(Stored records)
::::::::

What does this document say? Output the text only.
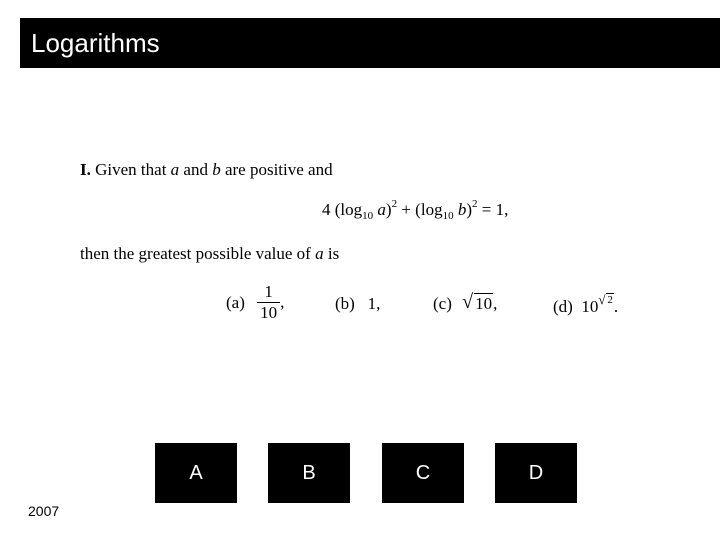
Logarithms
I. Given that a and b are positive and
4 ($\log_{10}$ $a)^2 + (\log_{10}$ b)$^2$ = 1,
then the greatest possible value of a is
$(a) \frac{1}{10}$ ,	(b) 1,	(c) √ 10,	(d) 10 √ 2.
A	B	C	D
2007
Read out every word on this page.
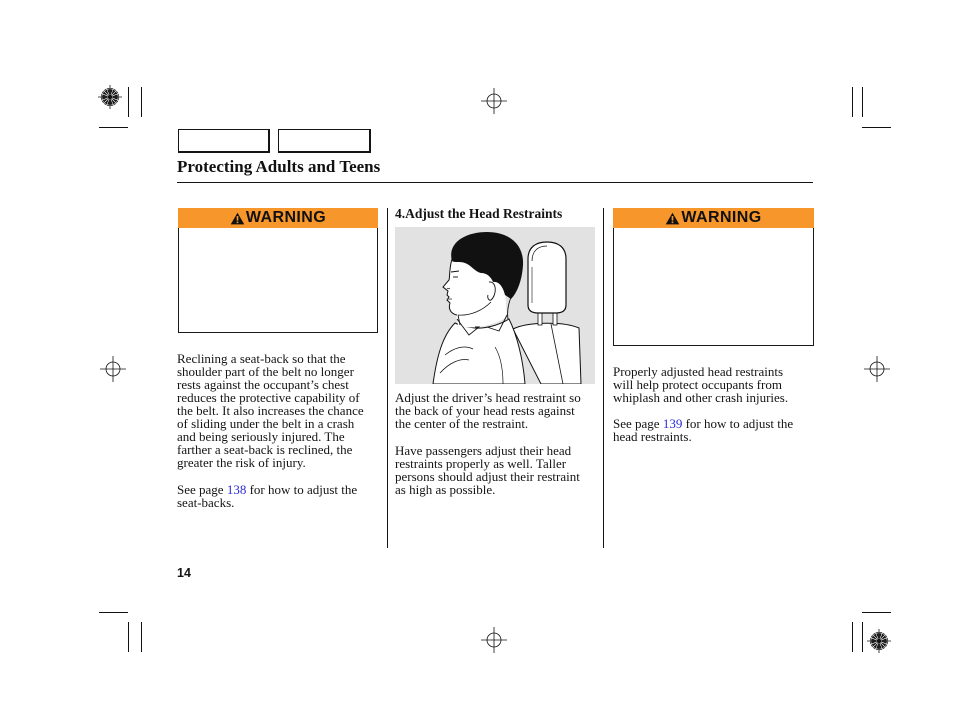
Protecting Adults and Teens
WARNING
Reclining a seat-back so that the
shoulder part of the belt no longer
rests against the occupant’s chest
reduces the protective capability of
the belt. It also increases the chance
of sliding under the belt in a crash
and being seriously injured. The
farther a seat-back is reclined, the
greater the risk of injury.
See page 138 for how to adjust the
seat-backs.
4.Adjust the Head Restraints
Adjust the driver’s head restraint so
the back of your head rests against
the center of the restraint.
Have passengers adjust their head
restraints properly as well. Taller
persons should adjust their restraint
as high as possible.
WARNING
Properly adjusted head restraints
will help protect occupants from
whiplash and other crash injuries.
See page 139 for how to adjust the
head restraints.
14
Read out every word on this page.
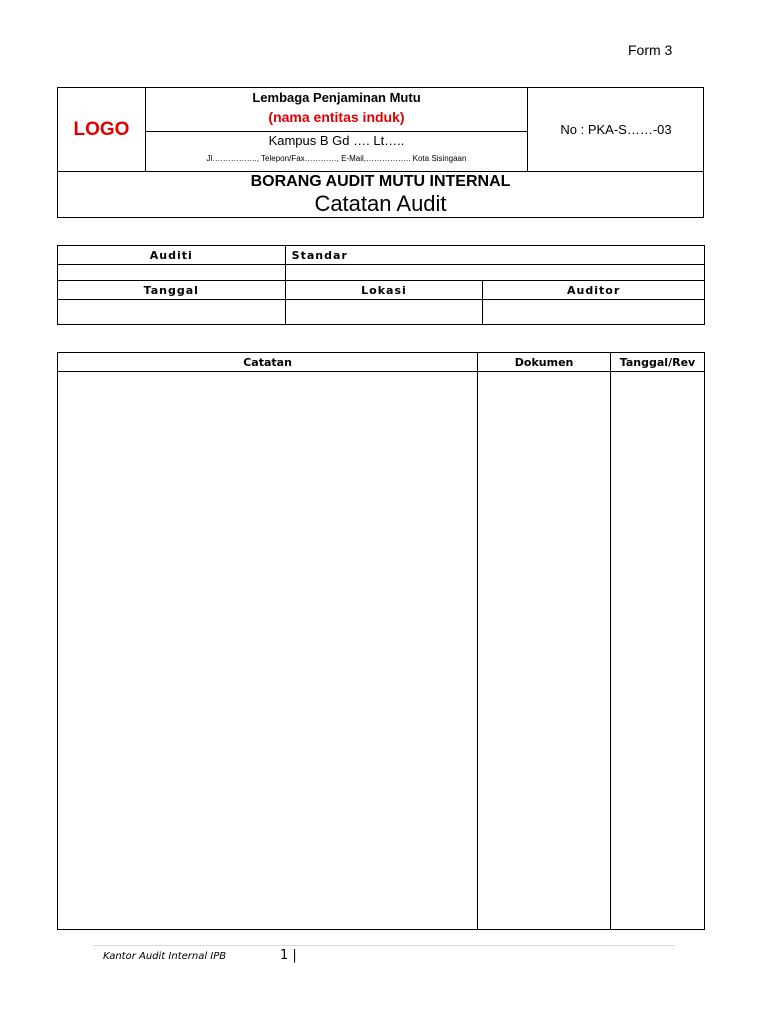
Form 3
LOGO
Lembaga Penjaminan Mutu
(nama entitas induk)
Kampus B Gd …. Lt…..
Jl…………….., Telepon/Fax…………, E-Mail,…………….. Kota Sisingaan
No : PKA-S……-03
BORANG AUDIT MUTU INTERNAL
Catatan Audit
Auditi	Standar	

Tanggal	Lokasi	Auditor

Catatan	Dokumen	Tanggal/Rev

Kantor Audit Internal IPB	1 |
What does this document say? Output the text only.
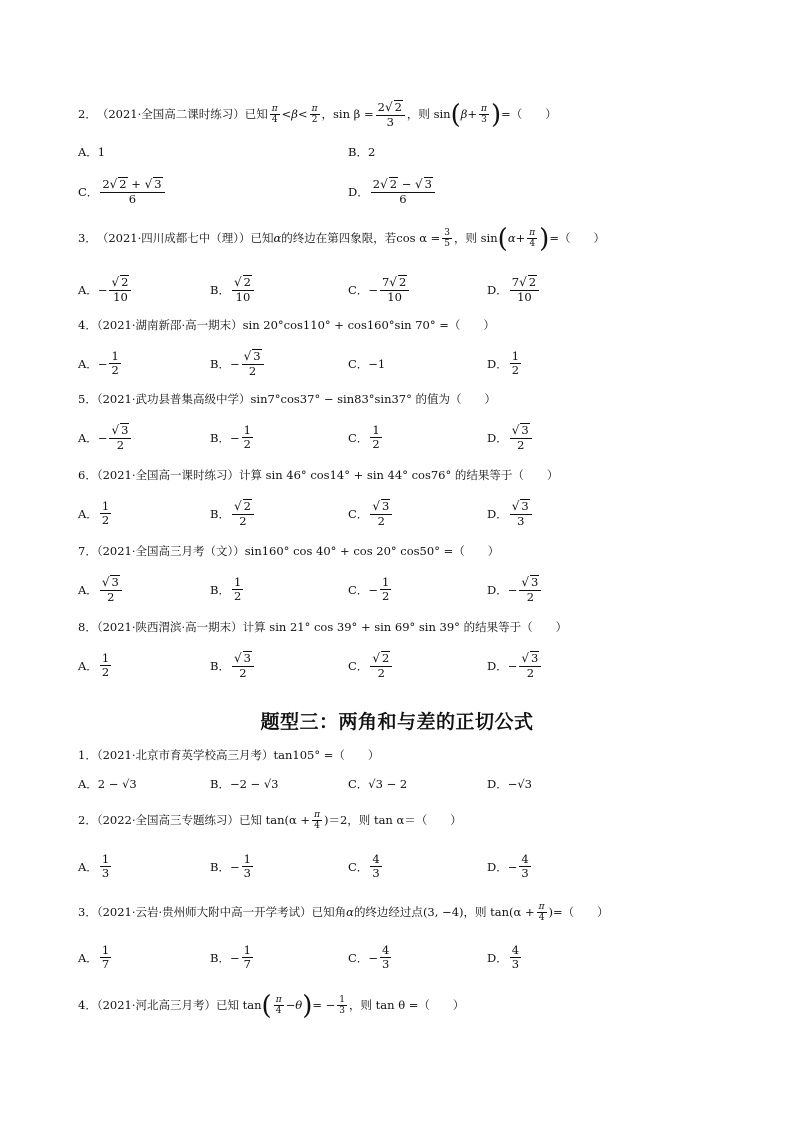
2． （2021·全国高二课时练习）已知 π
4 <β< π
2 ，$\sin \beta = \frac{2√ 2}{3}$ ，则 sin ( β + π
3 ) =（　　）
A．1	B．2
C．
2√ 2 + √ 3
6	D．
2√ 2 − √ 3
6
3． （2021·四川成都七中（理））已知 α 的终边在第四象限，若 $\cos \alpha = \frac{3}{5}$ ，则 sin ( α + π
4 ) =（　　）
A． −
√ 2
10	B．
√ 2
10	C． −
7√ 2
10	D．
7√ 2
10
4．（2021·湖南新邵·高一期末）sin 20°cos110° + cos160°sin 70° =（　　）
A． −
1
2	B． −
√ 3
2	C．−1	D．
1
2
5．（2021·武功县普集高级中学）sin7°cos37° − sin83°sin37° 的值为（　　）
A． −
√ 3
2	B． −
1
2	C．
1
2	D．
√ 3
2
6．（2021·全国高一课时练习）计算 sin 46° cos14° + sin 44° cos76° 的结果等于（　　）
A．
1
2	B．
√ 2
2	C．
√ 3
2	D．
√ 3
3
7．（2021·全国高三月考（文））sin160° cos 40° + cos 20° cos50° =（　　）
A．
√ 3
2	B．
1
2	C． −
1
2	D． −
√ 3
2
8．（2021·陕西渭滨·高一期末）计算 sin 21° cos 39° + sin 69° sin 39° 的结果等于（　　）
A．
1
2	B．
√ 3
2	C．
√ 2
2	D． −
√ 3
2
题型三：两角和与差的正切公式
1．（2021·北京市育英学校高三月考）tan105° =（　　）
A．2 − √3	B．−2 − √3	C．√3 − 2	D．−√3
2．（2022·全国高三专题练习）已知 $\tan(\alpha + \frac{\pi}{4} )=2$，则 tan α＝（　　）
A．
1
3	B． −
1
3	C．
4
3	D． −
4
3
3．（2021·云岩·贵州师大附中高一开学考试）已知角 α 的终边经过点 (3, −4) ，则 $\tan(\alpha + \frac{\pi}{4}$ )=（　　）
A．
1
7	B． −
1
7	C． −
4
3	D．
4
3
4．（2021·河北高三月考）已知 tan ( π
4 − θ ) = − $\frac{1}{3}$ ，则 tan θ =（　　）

::::::::

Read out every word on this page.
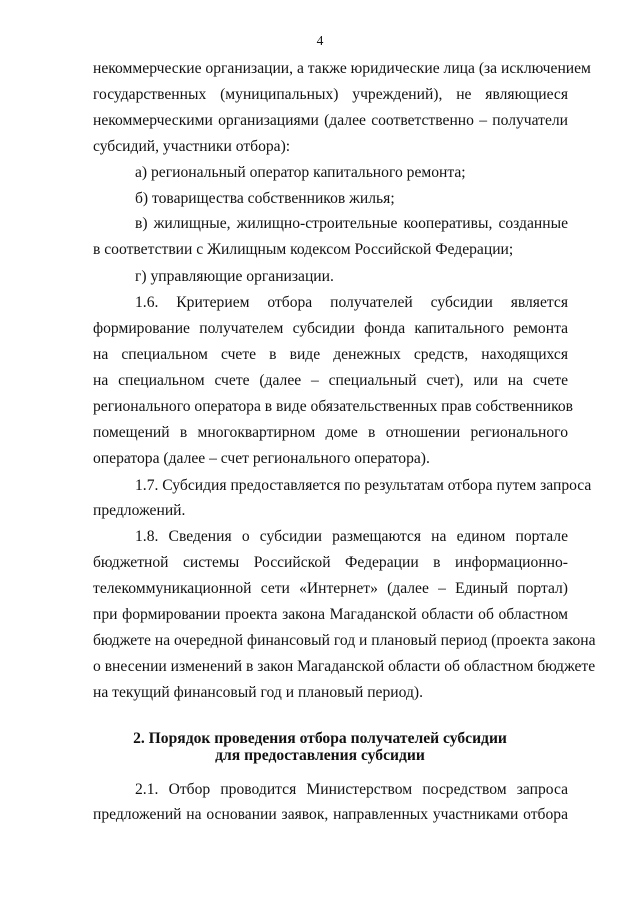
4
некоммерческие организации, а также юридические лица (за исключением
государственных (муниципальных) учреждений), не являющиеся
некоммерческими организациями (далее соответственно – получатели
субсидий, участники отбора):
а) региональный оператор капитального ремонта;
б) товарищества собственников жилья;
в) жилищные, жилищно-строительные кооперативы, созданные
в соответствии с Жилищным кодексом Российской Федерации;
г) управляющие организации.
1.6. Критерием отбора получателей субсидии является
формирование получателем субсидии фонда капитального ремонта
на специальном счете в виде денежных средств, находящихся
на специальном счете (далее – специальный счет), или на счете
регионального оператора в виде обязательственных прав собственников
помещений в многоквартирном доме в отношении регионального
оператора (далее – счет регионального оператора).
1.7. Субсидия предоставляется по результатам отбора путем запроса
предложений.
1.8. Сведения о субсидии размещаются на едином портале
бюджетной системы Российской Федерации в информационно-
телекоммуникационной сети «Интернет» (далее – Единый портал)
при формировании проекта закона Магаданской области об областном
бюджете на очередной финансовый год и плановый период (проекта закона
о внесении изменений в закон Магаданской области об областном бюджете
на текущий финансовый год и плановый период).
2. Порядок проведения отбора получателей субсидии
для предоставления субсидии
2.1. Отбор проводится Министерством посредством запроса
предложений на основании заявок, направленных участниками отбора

::::::::

» **REQUEST**: Identify the lines in the records above that contain the word "against", then state how many there are and nothing more.

» **TASK OUTPUT**: 2